• **What this task involves**
Draw out every line with the word "undertake" from the listing below.

[Saved entries]
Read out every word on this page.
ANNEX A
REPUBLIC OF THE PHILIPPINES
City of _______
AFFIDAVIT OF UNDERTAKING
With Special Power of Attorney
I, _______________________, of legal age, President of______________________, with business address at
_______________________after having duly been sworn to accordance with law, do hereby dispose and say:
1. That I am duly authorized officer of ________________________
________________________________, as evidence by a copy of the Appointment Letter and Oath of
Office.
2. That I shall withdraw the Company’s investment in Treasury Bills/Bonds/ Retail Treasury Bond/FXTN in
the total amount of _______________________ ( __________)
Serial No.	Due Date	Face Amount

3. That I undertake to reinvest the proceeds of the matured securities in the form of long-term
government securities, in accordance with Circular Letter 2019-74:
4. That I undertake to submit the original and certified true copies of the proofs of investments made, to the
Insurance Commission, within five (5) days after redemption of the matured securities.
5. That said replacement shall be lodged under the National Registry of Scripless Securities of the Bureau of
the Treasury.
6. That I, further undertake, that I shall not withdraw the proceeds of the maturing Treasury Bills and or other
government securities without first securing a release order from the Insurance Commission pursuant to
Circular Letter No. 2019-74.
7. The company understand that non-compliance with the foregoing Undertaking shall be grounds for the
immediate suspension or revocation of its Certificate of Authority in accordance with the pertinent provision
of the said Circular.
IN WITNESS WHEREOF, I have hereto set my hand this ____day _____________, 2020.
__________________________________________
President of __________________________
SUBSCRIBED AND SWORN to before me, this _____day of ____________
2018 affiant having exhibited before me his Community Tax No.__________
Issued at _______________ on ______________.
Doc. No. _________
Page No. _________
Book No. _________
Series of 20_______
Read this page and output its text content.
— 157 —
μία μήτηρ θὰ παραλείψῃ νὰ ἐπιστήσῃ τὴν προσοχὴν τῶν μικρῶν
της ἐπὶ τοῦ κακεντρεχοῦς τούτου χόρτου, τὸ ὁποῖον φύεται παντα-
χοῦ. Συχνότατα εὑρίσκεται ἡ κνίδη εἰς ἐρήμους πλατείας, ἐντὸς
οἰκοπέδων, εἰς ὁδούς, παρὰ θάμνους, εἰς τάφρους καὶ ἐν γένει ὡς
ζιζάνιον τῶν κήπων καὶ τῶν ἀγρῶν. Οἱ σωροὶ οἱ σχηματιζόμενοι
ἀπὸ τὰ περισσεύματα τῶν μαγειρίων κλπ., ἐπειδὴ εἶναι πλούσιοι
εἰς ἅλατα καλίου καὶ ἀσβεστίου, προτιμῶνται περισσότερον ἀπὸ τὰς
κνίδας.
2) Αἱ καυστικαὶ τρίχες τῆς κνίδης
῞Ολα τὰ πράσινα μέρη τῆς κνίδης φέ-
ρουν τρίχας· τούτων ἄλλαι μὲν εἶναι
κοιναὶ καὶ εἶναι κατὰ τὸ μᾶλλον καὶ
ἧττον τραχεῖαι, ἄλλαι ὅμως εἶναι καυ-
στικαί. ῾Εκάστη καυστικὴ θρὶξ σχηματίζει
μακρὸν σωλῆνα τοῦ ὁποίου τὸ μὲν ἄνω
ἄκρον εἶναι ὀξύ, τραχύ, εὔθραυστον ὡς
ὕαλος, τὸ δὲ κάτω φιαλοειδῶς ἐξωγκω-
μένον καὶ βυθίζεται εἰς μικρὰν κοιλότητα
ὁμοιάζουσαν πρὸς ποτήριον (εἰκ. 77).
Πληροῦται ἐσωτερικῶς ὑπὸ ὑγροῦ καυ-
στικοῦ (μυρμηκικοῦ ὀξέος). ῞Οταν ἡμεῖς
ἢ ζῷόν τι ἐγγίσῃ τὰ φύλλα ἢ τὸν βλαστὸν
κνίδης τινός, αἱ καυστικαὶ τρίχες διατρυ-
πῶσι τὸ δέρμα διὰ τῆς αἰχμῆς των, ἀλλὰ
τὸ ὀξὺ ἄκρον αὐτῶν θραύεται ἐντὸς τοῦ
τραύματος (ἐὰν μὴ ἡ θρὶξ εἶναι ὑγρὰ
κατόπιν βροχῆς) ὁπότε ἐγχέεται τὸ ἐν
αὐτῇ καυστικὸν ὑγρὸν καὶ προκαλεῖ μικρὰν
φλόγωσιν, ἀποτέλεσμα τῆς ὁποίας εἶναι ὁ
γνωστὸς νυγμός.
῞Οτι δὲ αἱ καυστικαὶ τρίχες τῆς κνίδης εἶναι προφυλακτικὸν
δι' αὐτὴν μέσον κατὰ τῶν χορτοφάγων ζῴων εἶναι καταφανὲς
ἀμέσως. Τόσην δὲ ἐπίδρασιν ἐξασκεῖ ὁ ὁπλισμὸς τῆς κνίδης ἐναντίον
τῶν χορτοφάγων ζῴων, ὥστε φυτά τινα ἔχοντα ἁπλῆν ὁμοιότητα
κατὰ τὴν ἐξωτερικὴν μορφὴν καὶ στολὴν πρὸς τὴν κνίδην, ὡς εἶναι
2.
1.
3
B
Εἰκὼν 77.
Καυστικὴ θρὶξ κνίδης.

• **Result for this exercise**
3. That I undertake to reinvest the proceeds of the matured securities in the form of long-term
4. That I undertake to submit the original and certified true copies of the proofs of investments made, to the
6. That I, further undertake, that I shall not withdraw the proceeds of the maturing Treasury Bills and or other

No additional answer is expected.